PAGE TEXT
Semantic search¶

SLayer ships a search tool that lets agents find both memories and entities (datasources, models, columns, named measures, custom aggregations) using up to three parallel retrieval channels merged by Reciprocal Rank Fusion. It is the only retrieval surface — there is no separate recall tool.

A third channel (dense embeddings via litellm) is gated behind the optional embedding_search extra. When the extra is not installed or no provider API key is configured, the embedding channel emits a warning into SearchResponse.warnings and search degrades gracefully via tantivy + BM25 alone.

When you have entity references in hand, the BM25 channel pulls back the most relevant memories. When you don't yet know which entity to look at, the tantivy full-text channel surfaces entities matching your natural-language question. Both run together when both inputs are supplied.

DATA EXCERPT
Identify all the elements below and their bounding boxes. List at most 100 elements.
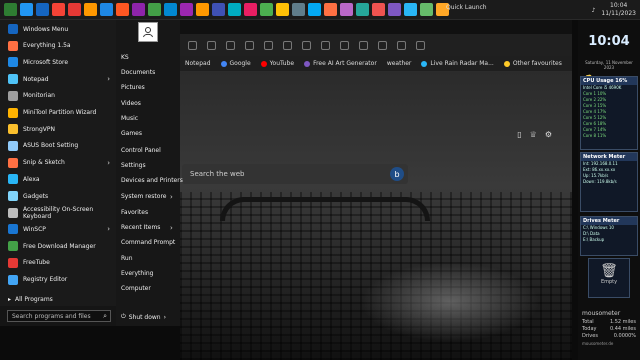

CHALLENGE 1
In the semantic search text, what method combines the results of the parallel retrieval channels?
CHALLENGE 2
Which kinds of entities can the search tool find, according to the semantic search text?
CHALLENGE 3
Carry on the semantic search text from its last sentence.

EXERCISE ANSWER 1
Reciprocal Rank Fusion

EXERCISE ANSWER 2
- datasources
- models
- columns
- named measures
- custom aggregations

EXERCISE ANSWER 3
The three retrieval channels¶

Channel 1 — entity-overlap BM25 with implicit self-references¶

Inputs are resolved to canonical entity strings (<ds>, <ds>.<model>, or <ds>.<model>.<leaf> — see memories.md) and scored against each memory's stored entity tags via BM25Plus. Memories with zero overlap are excluded.

Implicit self-references (DEV-1513). Channel 1 contributes to BOTH the memory ranking AND the entity ranking via a single unifying model: every doc is conceptually tagged with an implicit reference to itself.

A memory M is treated as having effective tags M.entities ∪ {memory:<M.id>}, so an entities=["memory:<id>"] ref surfaces the named memory itself at the top of the memory BM25 ranking.
An entity E is treated as having a single tag {<canonical_of_E>}, so an entities=["<ds>.<model>.<col>"] ref surfaces the named entity at the top of the entities bucket.

Concretely:

{
  "call": {"entities": ["mydb.orders.amount"], "max_memories": 0},
  "response": {
    "entities": [{"id": "mydb.orders.amount", "kind": "column"}]
  }
}

{
  "call": {"entities": ["memory:42"], "max_entities": 0},
  "response": {
    "memories": [{"id": "42", "matched_entities": ["memory:42"]}]
  }
}

Filter rules for the new entity surfacing:

memory:<id> refs participate in the memory ranking only — they never appear in the entities bucket.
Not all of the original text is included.